(Figure content listings)
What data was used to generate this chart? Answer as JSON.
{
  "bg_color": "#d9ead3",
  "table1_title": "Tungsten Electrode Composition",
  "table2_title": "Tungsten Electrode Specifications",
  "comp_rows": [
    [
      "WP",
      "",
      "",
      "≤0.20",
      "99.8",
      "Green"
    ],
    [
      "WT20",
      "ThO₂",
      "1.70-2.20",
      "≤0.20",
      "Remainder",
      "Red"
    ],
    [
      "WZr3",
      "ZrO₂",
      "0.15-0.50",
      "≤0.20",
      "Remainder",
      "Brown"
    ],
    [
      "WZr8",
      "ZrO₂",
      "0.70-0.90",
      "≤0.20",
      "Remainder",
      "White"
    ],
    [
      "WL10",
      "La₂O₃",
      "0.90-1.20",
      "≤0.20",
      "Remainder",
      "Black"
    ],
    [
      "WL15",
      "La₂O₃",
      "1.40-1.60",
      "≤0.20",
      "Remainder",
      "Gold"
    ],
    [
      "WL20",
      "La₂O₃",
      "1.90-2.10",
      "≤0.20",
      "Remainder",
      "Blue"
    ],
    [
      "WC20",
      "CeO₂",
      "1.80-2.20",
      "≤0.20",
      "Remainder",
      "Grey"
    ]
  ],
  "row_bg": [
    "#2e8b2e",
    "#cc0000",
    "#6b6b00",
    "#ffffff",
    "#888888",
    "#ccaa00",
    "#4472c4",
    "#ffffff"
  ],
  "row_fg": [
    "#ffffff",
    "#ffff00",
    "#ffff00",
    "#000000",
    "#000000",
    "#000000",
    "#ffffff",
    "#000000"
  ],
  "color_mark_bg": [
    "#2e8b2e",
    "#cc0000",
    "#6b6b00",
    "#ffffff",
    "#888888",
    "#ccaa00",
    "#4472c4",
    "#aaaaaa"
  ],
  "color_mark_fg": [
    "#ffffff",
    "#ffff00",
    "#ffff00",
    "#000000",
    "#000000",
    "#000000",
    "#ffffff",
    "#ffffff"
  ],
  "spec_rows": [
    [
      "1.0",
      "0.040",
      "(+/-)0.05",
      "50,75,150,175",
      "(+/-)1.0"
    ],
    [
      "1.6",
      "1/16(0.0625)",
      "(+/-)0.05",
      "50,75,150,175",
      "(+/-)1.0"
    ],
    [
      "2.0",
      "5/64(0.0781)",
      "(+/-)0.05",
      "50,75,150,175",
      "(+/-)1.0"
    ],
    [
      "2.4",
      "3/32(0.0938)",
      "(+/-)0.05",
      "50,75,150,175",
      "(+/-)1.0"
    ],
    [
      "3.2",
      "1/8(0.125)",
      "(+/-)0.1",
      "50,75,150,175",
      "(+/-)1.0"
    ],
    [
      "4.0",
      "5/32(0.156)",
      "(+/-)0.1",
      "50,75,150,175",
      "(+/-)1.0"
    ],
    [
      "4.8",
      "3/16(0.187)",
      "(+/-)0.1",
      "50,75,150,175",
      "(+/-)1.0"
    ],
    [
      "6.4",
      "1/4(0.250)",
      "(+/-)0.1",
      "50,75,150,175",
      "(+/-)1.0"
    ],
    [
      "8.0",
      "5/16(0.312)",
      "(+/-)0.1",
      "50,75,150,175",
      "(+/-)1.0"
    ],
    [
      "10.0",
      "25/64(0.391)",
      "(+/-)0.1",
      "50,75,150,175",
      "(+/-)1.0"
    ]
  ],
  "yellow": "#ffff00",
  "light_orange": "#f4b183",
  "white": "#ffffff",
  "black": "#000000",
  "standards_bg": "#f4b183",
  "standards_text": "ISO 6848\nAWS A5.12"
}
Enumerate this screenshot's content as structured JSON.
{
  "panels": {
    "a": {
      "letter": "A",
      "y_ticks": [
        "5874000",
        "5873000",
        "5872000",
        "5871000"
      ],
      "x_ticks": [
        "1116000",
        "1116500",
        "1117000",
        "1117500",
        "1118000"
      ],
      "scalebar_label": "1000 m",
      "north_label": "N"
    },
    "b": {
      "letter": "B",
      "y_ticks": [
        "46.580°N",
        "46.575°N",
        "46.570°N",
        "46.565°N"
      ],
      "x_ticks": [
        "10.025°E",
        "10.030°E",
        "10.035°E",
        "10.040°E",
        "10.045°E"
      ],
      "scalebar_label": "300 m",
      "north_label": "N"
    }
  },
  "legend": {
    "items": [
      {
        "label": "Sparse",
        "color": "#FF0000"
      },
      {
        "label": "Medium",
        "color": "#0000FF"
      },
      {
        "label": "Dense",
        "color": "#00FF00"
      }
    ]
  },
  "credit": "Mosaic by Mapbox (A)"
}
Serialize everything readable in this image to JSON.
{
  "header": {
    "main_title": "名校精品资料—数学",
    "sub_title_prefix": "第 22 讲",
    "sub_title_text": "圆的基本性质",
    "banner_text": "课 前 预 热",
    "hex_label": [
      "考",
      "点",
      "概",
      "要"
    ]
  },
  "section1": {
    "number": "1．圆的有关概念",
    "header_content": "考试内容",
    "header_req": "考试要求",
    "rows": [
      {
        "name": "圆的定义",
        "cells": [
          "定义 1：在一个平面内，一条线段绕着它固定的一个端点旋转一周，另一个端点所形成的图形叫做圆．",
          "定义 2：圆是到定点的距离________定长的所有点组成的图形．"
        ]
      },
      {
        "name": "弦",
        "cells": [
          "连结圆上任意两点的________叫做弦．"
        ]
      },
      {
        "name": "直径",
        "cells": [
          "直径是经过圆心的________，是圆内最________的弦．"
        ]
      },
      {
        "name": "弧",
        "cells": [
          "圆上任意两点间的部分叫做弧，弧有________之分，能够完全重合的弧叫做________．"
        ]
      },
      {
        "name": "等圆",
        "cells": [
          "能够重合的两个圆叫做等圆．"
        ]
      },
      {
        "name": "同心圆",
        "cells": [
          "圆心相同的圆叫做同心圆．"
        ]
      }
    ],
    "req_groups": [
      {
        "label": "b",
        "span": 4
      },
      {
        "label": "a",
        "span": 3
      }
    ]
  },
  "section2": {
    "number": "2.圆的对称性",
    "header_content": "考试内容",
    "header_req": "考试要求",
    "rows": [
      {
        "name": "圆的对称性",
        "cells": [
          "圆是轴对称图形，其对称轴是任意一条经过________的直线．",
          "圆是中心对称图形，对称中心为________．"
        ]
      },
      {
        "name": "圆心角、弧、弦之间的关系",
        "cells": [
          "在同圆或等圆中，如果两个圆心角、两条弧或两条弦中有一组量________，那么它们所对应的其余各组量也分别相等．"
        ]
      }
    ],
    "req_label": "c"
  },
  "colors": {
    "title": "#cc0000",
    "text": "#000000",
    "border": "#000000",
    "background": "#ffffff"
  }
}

(What to work on) Retype each record exactly, leaving nothing out.

(Correct response)
What data was used to generate this chart? Answer as JSON.
{
  "bg_color": "#d9ead3",
  "table1_title": "Tungsten Electrode Composition",
  "table2_title": "Tungsten Electrode Specifications",
  "comp_rows": [
    [
      "WP",
      "",
      "",
      "≤0.20",
      "99.8",
      "Green"
    ],
    [
      "WT20",
      "ThO₂",
      "1.70-2.20",
      "≤0.20",
      "Remainder",
      "Red"
    ],
    [
      "WZr3",
      "ZrO₂",
      "0.15-0.50",
      "≤0.20",
      "Remainder",
      "Brown"
    ],
    [
      "WZr8",
      "ZrO₂",
      "0.70-0.90",
      "≤0.20",
      "Remainder",
      "White"
    ],
    [
      "WL10",
      "La₂O₃",
      "0.90-1.20",
      "≤0.20",
      "Remainder",
      "Black"
    ],
    [
      "WL15",
      "La₂O₃",
      "1.40-1.60",
      "≤0.20",
      "Remainder",
      "Gold"
    ],
    [
      "WL20",
      "La₂O₃",
      "1.90-2.10",
      "≤0.20",
      "Remainder",
      "Blue"
    ],
    [
      "WC20",
      "CeO₂",
      "1.80-2.20",
      "≤0.20",
      "Remainder",
      "Grey"
    ]
  ],
  "row_bg": [
    "#2e8b2e",
    "#cc0000",
    "#6b6b00",
    "#ffffff",
    "#888888",
    "#ccaa00",
    "#4472c4",
    "#ffffff"
  ],
  "row_fg": [
    "#ffffff",
    "#ffff00",
    "#ffff00",
    "#000000",
    "#000000",
    "#000000",
    "#ffffff",
    "#000000"
  ],
  "color_mark_bg": [
    "#2e8b2e",
    "#cc0000",
    "#6b6b00",
    "#ffffff",
    "#888888",
    "#ccaa00",
    "#4472c4",
    "#aaaaaa"
  ],
  "color_mark_fg": [
    "#ffffff",
    "#ffff00",
    "#ffff00",
    "#000000",
    "#000000",
    "#000000",
    "#ffffff",
    "#ffffff"
  ],
  "spec_rows": [
    [
      "1.0",
      "0.040",
      "(+/-)0.05",
      "50,75,150,175",
      "(+/-)1.0"
    ],
    [
      "1.6",
      "1/16(0.0625)",
      "(+/-)0.05",
      "50,75,150,175",
      "(+/-)1.0"
    ],
    [
      "2.0",
      "5/64(0.0781)",
      "(+/-)0.05",
      "50,75,150,175",
      "(+/-)1.0"
    ],
    [
      "2.4",
      "3/32(0.0938)",
      "(+/-)0.05",
      "50,75,150,175",
      "(+/-)1.0"
    ],
    [
      "3.2",
      "1/8(0.125)",
      "(+/-)0.1",
      "50,75,150,175",
      "(+/-)1.0"
    ],
    [
      "4.0",
      "5/32(0.156)",
      "(+/-)0.1",
      "50,75,150,175",
      "(+/-)1.0"
    ],
    [
      "4.8",
      "3/16(0.187)",
      "(+/-)0.1",
      "50,75,150,175",
      "(+/-)1.0"
    ],
    [
      "6.4",
      "1/4(0.250)",
      "(+/-)0.1",
      "50,75,150,175",
      "(+/-)1.0"
    ],
    [
      "8.0",
      "5/16(0.312)",
      "(+/-)0.1",
      "50,75,150,175",
      "(+/-)1.0"
    ],
    [
      "10.0",
      "25/64(0.391)",
      "(+/-)0.1",
      "50,75,150,175",
      "(+/-)1.0"
    ]
  ],
  "yellow": "#ffff00",
  "light_orange": "#f4b183",
  "white": "#ffffff",
  "black": "#000000",
  "standards_bg": "#f4b183",
  "standards_text": "ISO 6848\nAWS A5.12"
}
Enumerate this screenshot's content as structured JSON.
{
  "panels": {
    "a": {
      "letter": "A",
      "y_ticks": [
        "5874000",
        "5873000",
        "5872000",
        "5871000"
      ],
      "x_ticks": [
        "1116000",
        "1116500",
        "1117000",
        "1117500",
        "1118000"
      ],
      "scalebar_label": "1000 m",
      "north_label": "N"
    },
    "b": {
      "letter": "B",
      "y_ticks": [
        "46.580°N",
        "46.575°N",
        "46.570°N",
        "46.565°N"
      ],
      "x_ticks": [
        "10.025°E",
        "10.030°E",
        "10.035°E",
        "10.040°E",
        "10.045°E"
      ],
      "scalebar_label": "300 m",
      "north_label": "N"
    }
  },
  "legend": {
    "items": [
      {
        "label": "Sparse",
        "color": "#FF0000"
      },
      {
        "label": "Medium",
        "color": "#0000FF"
      },
      {
        "label": "Dense",
        "color": "#00FF00"
      }
    ]
  },
  "credit": "Mosaic by Mapbox (A)"
}
Serialize everything readable in this image to JSON.
{
  "header": {
    "main_title": "名校精品资料—数学",
    "sub_title_prefix": "第 22 讲",
    "sub_title_text": "圆的基本性质",
    "banner_text": "课 前 预 热",
    "hex_label": [
      "考",
      "点",
      "概",
      "要"
    ]
  },
  "section1": {
    "number": "1．圆的有关概念",
    "header_content": "考试内容",
    "header_req": "考试要求",
    "rows": [
      {
        "name": "圆的定义",
        "cells": [
          "定义 1：在一个平面内，一条线段绕着它固定的一个端点旋转一周，另一个端点所形成的图形叫做圆．",
          "定义 2：圆是到定点的距离________定长的所有点组成的图形．"
        ]
      },
      {
        "name": "弦",
        "cells": [
          "连结圆上任意两点的________叫做弦．"
        ]
      },
      {
        "name": "直径",
        "cells": [
          "直径是经过圆心的________，是圆内最________的弦．"
        ]
      },
      {
        "name": "弧",
        "cells": [
          "圆上任意两点间的部分叫做弧，弧有________之分，能够完全重合的弧叫做________．"
        ]
      },
      {
        "name": "等圆",
        "cells": [
          "能够重合的两个圆叫做等圆．"
        ]
      },
      {
        "name": "同心圆",
        "cells": [
          "圆心相同的圆叫做同心圆．"
        ]
      }
    ],
    "req_groups": [
      {
        "label": "b",
        "span": 4
      },
      {
        "label": "a",
        "span": 3
      }
    ]
  },
  "section2": {
    "number": "2.圆的对称性",
    "header_content": "考试内容",
    "header_req": "考试要求",
    "rows": [
      {
        "name": "圆的对称性",
        "cells": [
          "圆是轴对称图形，其对称轴是任意一条经过________的直线．",
          "圆是中心对称图形，对称中心为________．"
        ]
      },
      {
        "name": "圆心角、弧、弦之间的关系",
        "cells": [
          "在同圆或等圆中，如果两个圆心角、两条弧或两条弦中有一组量________，那么它们所对应的其余各组量也分别相等．"
        ]
      }
    ],
    "req_label": "c"
  },
  "colors": {
    "title": "#cc0000",
    "text": "#000000",
    "border": "#000000",
    "background": "#ffffff"
  }
}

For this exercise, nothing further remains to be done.